**Entries supplied**

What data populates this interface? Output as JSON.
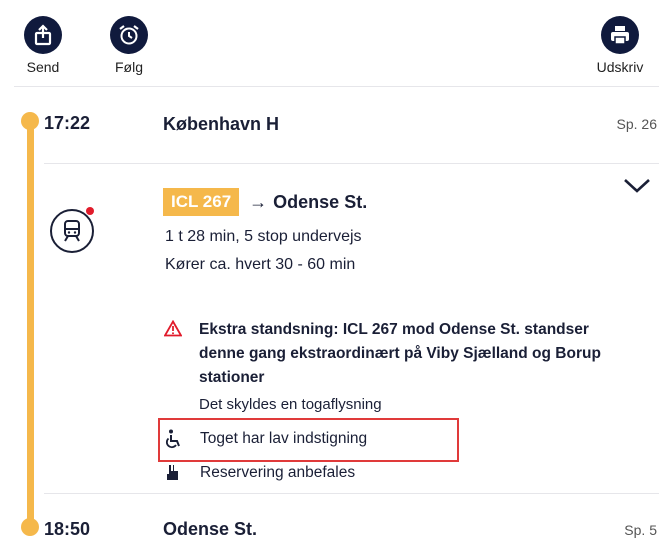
{
  "toolbar": {
    "send_label": "Send",
    "follow_label": "Følg",
    "print_label": "Udskriv"
  },
  "departure": {
    "time": "17:22",
    "station": "København H",
    "track": "Sp. 26"
  },
  "leg": {
    "train_badge": "ICL 267",
    "arrow": "→",
    "destination": "Odense St.",
    "duration": "1 t 28 min, 5 stop undervejs",
    "frequency": "Kører ca. hvert 30 - 60 min"
  },
  "notice": {
    "text": "Ekstra standsning: ICL 267 mod Odense St. standser denne gang ekstraordinært på Viby Sjælland og Borup stationer",
    "reason": "Det skyldes en togaflysning"
  },
  "info": {
    "low_floor": "Toget har lav indstigning",
    "reservation": "Reservering anbefales"
  },
  "arrival": {
    "time": "18:50",
    "station": "Odense St.",
    "track": "Sp. 5"
  },
  "colors": {
    "accent": "#f5b84b",
    "navy": "#101a3d",
    "alert": "#e11b2b",
    "highlight": "#e03a3a"
  },
  "icons": [
    "share-icon",
    "alarm-clock-icon",
    "printer-icon",
    "train-icon",
    "chevron-down-icon",
    "warning-icon",
    "wheelchair-icon",
    "reservation-icon"
  ]
}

**Aim**
Omit the pictures and restate the rest of the records verbatim.

**Result**
What data populates this interface? Output as JSON.
{
  "toolbar": {
    "send_label": "Send",
    "follow_label": "Følg",
    "print_label": "Udskriv"
  },
  "departure": {
    "time": "17:22",
    "station": "København H",
    "track": "Sp. 26"
  },
  "leg": {
    "train_badge": "ICL 267",
    "arrow": "→",
    "destination": "Odense St.",
    "duration": "1 t 28 min, 5 stop undervejs",
    "frequency": "Kører ca. hvert 30 - 60 min"
  },
  "notice": {
    "text": "Ekstra standsning: ICL 267 mod Odense St. standser denne gang ekstraordinært på Viby Sjælland og Borup stationer",
    "reason": "Det skyldes en togaflysning"
  },
  "info": {
    "low_floor": "Toget har lav indstigning",
    "reservation": "Reservering anbefales"
  },
  "arrival": {
    "time": "18:50",
    "station": "Odense St.",
    "track": "Sp. 5"
  },
  "colors": {
    "accent": "#f5b84b",
    "navy": "#101a3d",
    "alert": "#e11b2b",
    "highlight": "#e03a3a"
  },
  "icons": [
    "share-icon",
    "alarm-clock-icon",
    "printer-icon",
    "train-icon",
    "chevron-down-icon",
    "warning-icon",
    "wheelchair-icon",
    "reservation-icon"
  ]
}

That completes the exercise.